* _GIVEN INSTRUCTION_
Rewrite the rows below, changing every "housing" to "casing" and keeping all other text unchanged.

─── EXERCISE DATA

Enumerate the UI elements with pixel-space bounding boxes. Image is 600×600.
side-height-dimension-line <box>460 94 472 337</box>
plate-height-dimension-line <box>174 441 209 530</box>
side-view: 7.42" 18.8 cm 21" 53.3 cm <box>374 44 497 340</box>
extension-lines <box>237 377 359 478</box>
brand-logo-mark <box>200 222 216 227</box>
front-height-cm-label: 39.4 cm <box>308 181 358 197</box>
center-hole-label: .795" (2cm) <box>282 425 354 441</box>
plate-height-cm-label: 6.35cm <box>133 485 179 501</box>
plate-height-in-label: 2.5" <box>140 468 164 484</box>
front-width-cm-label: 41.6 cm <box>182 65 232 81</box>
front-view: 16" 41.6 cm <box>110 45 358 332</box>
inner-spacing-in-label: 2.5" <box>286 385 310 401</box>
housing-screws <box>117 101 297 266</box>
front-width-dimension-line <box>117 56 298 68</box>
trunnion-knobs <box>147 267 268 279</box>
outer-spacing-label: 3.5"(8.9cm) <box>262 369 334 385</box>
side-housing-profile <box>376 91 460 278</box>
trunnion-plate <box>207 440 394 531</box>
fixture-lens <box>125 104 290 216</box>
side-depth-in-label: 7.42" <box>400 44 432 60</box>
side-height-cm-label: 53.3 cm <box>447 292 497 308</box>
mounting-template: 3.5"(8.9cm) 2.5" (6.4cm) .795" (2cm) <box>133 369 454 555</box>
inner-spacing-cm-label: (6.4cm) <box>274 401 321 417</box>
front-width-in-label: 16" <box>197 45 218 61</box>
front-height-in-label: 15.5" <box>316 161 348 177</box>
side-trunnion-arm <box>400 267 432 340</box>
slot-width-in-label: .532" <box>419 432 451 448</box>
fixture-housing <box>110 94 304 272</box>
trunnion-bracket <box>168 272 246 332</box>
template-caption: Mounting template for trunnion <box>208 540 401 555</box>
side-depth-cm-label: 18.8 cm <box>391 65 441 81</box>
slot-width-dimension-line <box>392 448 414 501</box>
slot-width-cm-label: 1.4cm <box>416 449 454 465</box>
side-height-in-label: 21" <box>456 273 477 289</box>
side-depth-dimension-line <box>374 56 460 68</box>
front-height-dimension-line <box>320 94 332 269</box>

──────

* _WRITTEN SOLUTION_
Enumerate the UI elements with pixel-space bounding boxes. Image is 600×600.
side-height-dimension-line <box>460 94 472 337</box>
plate-height-dimension-line <box>174 441 209 530</box>
side-view: 7.42" 18.8 cm 21" 53.3 cm <box>374 44 497 340</box>
extension-lines <box>237 377 359 478</box>
brand-logo-mark <box>200 222 216 227</box>
front-height-cm-label: 39.4 cm <box>308 181 358 197</box>
center-hole-label: .795" (2cm) <box>282 425 354 441</box>
plate-height-cm-label: 6.35cm <box>133 485 179 501</box>
plate-height-in-label: 2.5" <box>140 468 164 484</box>
front-width-cm-label: 41.6 cm <box>182 65 232 81</box>
front-view: 16" 41.6 cm <box>110 45 358 332</box>
inner-spacing-in-label: 2.5" <box>286 385 310 401</box>
casing-screws <box>117 101 297 266</box>
front-width-dimension-line <box>117 56 298 68</box>
trunnion-knobs <box>147 267 268 279</box>
outer-spacing-label: 3.5"(8.9cm) <box>262 369 334 385</box>
side-casing-profile <box>376 91 460 278</box>
trunnion-plate <box>207 440 394 531</box>
fixture-lens <box>125 104 290 216</box>
side-depth-in-label: 7.42" <box>400 44 432 60</box>
side-height-cm-label: 53.3 cm <box>447 292 497 308</box>
mounting-template: 3.5"(8.9cm) 2.5" (6.4cm) .795" (2cm) <box>133 369 454 555</box>
inner-spacing-cm-label: (6.4cm) <box>274 401 321 417</box>
front-width-in-label: 16" <box>197 45 218 61</box>
front-height-in-label: 15.5" <box>316 161 348 177</box>
side-trunnion-arm <box>400 267 432 340</box>
slot-width-in-label: .532" <box>419 432 451 448</box>
fixture-casing <box>110 94 304 272</box>
trunnion-bracket <box>168 272 246 332</box>
template-caption: Mounting template for trunnion <box>208 540 401 555</box>
side-depth-cm-label: 18.8 cm <box>391 65 441 81</box>
slot-width-dimension-line <box>392 448 414 501</box>
slot-width-cm-label: 1.4cm <box>416 449 454 465</box>
side-height-in-label: 21" <box>456 273 477 289</box>
side-depth-dimension-line <box>374 56 460 68</box>
front-height-dimension-line <box>320 94 332 269</box>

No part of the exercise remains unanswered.